> [Directions for this task] Show only lines that include "yang".

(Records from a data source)
·····

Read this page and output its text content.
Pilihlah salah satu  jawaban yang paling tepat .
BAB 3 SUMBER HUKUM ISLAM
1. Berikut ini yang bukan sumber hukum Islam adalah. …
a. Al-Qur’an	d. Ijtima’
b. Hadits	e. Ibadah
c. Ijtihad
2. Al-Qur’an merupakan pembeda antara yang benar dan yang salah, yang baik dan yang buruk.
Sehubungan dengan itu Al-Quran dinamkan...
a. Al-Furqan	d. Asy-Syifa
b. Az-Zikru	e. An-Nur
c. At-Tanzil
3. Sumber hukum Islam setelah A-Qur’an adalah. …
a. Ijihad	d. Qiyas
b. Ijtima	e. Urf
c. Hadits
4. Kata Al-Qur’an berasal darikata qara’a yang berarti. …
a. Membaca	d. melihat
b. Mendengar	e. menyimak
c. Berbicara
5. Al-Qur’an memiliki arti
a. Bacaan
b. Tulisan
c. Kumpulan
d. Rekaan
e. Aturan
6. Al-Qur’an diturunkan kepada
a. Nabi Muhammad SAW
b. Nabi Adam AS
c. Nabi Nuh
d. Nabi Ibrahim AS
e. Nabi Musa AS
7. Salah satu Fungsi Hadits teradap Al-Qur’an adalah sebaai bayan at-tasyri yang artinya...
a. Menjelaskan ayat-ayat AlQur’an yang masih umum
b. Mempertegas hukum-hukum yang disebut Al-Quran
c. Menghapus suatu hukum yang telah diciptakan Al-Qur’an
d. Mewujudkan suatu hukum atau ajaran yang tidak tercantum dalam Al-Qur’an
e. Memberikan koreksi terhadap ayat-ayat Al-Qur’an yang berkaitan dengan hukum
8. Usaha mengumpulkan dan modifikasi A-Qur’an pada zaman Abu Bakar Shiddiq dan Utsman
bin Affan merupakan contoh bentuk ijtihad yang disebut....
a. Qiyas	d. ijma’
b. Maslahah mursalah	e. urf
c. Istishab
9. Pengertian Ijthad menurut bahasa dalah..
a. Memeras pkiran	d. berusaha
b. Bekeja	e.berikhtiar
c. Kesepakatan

·····

> [Exercise result]
Pilihlah salah satu  jawaban yang paling tepat .
1. Berikut ini yang bukan sumber hukum Islam adalah. …
2. Al-Qur’an merupakan pembeda antara yang benar dan yang salah, yang baik dan yang buruk.
4. Kata Al-Qur’an berasal darikata qara’a yang berarti. …
7. Salah satu Fungsi Hadits teradap Al-Qur’an adalah sebaai bayan at-tasyri yang artinya...
a. Menjelaskan ayat-ayat AlQur’an yang masih umum
b. Mempertegas hukum-hukum yang disebut Al-Quran
c. Menghapus suatu hukum yang telah diciptakan Al-Qur’an
d. Mewujudkan suatu hukum atau ajaran yang tidak tercantum dalam Al-Qur’an
e. Memberikan koreksi terhadap ayat-ayat Al-Qur’an yang berkaitan dengan hukum
bin Affan merupakan contoh bentuk ijtihad yang disebut....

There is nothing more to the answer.